- _EXERCISE DIRECTIONS_:
Where a line of the listing below includes the word "content", reproduce that line.

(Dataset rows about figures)
━━━━━━

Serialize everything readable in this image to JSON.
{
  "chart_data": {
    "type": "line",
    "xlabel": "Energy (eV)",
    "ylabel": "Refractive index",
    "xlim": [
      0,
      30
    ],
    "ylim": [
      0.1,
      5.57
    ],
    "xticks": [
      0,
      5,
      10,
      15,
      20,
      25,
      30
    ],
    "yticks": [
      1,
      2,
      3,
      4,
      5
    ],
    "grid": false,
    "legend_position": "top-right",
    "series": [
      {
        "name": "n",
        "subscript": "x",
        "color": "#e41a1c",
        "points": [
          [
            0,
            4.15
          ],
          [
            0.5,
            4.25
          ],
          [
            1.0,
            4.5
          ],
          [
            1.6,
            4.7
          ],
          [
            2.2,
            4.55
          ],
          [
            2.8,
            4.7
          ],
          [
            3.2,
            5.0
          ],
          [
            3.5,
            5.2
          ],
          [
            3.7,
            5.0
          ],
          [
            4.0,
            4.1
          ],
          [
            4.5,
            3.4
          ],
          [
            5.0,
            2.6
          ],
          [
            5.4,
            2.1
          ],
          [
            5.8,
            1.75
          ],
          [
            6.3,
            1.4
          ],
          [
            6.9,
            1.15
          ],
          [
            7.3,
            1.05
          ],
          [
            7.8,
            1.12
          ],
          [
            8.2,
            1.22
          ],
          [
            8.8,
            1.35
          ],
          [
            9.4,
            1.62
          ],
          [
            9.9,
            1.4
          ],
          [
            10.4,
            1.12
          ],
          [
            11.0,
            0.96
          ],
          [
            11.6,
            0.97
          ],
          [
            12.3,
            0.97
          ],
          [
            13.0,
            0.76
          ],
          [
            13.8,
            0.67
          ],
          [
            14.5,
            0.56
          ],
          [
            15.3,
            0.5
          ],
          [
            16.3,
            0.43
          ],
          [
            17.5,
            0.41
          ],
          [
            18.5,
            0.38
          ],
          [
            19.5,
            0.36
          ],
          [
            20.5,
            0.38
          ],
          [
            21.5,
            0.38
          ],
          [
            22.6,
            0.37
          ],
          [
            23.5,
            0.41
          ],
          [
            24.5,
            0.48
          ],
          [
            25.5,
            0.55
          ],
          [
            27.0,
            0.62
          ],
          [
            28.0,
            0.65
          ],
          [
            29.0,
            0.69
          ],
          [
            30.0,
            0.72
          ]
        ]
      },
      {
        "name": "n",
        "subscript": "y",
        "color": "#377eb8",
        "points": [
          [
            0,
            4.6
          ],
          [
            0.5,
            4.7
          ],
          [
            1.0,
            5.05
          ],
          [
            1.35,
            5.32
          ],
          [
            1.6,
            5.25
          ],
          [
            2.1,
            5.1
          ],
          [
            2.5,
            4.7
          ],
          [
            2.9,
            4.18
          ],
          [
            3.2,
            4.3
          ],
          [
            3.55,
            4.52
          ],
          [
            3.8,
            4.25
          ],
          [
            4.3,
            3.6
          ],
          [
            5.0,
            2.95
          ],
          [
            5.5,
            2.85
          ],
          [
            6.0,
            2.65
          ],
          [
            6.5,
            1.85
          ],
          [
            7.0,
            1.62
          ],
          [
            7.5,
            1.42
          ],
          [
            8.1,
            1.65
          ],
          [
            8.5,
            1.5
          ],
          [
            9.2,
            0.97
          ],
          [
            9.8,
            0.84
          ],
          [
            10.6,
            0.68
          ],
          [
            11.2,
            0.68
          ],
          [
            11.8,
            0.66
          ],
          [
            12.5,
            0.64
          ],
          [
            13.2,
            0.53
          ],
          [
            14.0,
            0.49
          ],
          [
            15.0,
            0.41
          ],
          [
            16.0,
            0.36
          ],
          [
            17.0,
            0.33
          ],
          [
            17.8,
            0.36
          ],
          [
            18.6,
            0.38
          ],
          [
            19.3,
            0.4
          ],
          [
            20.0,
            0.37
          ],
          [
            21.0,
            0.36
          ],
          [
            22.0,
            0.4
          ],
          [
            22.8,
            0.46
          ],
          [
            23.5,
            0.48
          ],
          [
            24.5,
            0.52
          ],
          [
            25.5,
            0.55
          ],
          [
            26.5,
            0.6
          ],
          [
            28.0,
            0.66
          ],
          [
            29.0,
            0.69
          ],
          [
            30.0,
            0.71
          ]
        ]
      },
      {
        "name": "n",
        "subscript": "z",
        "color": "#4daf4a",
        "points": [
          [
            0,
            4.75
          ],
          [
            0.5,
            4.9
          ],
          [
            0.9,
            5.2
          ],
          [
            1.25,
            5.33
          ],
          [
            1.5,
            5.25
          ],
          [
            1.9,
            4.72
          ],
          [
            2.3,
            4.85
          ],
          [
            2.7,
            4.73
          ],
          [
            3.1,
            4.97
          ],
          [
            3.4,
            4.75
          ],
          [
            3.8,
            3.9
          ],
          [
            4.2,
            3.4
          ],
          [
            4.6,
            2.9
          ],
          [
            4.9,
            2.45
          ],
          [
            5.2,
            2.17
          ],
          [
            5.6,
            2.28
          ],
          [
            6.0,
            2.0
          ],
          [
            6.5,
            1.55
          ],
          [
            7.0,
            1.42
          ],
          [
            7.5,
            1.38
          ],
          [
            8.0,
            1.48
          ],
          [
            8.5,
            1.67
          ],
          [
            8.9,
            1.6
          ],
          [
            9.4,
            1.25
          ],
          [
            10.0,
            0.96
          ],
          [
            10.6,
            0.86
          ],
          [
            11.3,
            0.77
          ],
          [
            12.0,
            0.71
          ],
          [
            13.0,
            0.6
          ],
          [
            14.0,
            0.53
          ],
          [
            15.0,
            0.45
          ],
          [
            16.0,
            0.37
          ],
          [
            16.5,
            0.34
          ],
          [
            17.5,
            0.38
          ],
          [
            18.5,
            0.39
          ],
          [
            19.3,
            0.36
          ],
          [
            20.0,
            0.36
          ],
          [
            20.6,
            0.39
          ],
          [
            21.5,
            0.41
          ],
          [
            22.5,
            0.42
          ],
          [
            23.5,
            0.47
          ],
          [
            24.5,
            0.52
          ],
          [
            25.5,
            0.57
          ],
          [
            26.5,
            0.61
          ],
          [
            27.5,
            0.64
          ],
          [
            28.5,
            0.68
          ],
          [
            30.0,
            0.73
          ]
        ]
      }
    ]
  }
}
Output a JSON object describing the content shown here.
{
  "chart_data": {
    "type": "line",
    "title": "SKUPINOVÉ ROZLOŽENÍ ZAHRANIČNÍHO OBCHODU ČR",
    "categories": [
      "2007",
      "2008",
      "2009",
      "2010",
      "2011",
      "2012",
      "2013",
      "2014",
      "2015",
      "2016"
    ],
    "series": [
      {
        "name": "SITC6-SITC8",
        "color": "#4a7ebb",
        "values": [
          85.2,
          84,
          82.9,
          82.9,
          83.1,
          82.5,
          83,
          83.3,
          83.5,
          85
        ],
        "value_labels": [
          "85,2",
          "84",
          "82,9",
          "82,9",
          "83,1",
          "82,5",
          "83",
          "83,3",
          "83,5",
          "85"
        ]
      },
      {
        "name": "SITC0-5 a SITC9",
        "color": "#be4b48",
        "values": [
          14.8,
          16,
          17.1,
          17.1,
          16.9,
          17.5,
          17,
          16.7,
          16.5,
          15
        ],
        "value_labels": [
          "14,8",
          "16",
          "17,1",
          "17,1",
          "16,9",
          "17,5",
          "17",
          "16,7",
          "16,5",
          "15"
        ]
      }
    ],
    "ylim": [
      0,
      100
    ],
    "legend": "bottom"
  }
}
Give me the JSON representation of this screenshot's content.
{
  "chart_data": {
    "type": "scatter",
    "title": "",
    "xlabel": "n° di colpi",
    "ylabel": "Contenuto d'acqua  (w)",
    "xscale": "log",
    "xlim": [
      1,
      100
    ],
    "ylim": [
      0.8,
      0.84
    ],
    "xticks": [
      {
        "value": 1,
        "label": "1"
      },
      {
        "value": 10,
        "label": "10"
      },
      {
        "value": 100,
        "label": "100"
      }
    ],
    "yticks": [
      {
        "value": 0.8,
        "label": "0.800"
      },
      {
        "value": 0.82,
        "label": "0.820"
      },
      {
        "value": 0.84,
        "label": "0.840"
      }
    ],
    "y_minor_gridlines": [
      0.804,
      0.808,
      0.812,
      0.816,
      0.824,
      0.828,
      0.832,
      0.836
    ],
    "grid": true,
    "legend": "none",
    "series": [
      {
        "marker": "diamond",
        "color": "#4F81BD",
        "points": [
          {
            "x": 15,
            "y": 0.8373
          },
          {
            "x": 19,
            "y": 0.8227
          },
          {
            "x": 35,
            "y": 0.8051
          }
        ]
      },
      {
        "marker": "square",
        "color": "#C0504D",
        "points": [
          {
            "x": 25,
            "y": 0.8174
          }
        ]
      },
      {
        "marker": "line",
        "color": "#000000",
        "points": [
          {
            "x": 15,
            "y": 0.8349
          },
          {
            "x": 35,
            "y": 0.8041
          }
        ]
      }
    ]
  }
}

━━━━━━

- _ANSWER TO THIS TASK_:
Output a JSON object describing the content shown here.
Give me the JSON representation of this screenshot's content.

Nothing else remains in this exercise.